• Short problem
Locate the word "JSON" in the data below, then copy every line that holds it.
==========
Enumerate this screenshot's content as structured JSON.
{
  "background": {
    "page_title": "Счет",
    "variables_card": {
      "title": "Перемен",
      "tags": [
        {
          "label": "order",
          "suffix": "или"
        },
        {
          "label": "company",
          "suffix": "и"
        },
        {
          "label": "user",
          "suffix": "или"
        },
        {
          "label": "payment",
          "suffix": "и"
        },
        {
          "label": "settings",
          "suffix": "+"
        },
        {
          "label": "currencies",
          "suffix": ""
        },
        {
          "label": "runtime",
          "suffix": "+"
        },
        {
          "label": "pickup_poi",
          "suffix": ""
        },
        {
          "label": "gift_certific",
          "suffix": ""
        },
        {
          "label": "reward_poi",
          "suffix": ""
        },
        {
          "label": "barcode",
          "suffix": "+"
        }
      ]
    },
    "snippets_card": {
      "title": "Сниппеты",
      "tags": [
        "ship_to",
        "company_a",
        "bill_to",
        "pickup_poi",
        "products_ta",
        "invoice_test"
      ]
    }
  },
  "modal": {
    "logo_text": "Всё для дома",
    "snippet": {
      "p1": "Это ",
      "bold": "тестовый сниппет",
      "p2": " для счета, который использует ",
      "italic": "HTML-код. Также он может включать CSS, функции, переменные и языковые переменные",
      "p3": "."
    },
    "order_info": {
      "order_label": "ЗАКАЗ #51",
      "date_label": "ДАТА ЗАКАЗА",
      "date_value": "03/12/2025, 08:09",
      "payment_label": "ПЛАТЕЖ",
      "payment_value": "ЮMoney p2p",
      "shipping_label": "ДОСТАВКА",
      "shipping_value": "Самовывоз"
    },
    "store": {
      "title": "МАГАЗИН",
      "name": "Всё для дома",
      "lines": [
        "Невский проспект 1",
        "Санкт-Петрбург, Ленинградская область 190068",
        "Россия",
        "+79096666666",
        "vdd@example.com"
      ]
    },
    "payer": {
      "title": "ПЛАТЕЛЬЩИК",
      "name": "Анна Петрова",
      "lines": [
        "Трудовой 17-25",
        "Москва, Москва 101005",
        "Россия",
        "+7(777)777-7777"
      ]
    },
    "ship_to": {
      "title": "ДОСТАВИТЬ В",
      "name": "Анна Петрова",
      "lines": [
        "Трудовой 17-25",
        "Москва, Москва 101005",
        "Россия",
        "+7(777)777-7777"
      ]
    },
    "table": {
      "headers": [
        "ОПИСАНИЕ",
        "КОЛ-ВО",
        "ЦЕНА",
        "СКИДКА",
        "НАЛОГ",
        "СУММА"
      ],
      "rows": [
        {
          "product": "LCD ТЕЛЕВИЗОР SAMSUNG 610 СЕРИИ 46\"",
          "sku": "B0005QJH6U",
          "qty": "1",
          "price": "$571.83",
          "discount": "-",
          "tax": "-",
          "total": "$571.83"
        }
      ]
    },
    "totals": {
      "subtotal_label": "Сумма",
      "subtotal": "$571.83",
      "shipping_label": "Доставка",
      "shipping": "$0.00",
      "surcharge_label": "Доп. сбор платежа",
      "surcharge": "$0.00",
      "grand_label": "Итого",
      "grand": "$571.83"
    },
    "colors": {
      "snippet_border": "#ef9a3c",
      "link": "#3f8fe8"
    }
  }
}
==========
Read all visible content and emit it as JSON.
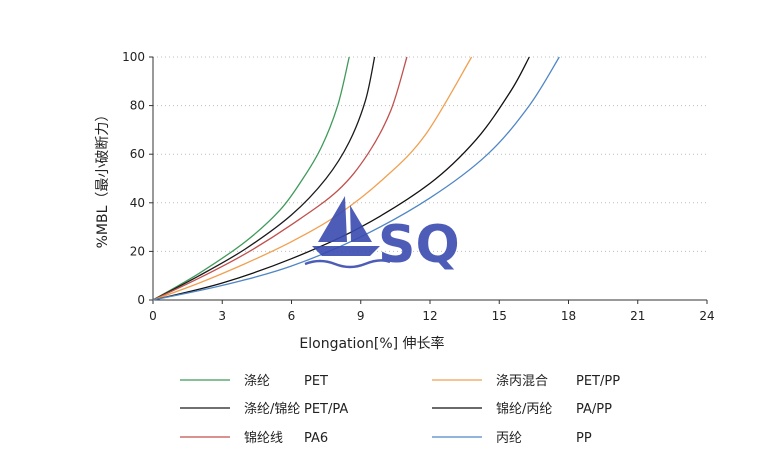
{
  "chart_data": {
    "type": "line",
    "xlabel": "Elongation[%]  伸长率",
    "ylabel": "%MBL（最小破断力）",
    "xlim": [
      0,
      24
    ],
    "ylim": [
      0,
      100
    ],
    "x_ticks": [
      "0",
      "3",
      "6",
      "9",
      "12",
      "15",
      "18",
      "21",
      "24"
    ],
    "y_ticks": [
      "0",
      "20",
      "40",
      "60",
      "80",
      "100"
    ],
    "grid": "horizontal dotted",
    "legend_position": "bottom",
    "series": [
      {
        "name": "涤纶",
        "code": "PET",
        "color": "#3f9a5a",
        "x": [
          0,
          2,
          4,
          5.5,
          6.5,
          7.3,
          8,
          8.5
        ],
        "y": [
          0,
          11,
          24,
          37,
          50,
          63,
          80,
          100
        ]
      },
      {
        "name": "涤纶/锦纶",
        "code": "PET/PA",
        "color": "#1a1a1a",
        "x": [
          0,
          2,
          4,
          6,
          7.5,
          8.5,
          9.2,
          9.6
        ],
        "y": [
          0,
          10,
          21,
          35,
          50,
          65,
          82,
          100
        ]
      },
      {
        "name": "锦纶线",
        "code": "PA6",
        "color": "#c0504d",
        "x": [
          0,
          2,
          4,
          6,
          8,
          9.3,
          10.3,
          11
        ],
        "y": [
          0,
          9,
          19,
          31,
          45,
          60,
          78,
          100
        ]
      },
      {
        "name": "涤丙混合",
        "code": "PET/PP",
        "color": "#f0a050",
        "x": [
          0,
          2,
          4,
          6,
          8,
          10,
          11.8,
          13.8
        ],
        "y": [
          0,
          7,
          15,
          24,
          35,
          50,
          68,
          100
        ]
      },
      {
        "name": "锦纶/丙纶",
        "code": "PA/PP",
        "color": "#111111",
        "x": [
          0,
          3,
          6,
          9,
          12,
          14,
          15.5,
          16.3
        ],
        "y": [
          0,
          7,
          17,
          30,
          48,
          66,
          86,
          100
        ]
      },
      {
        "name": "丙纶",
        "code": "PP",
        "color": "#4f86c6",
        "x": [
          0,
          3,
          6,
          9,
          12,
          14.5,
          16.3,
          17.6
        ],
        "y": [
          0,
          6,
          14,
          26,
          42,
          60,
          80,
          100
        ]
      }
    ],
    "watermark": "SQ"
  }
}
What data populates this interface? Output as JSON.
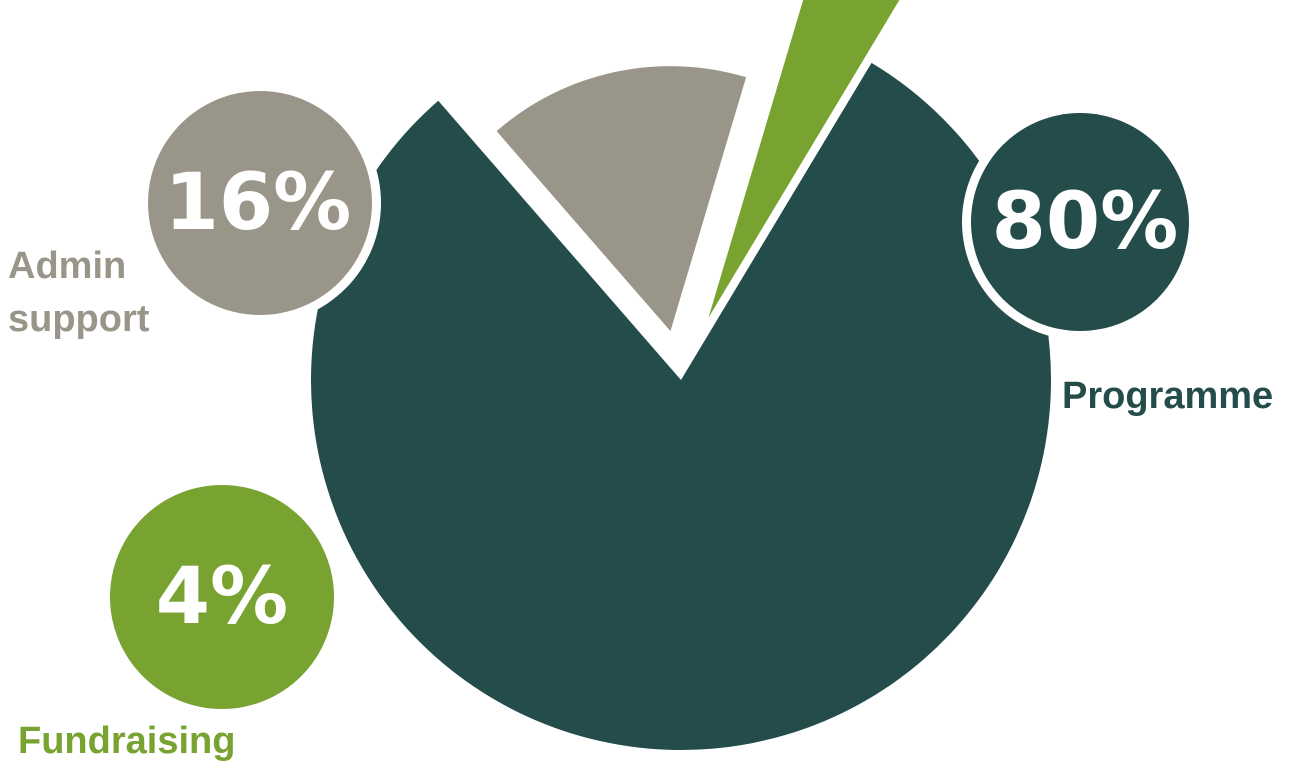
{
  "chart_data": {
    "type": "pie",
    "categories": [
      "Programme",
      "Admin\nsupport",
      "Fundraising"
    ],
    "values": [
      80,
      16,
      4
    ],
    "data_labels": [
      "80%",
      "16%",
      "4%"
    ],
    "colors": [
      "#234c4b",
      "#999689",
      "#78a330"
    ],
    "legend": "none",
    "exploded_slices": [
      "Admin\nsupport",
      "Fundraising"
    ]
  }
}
==========
• Exercise answer
Enumerate this screenshot's content as structured JSON.
Read all visible content and emit it as JSON.
What data populates this interface? Output as JSON.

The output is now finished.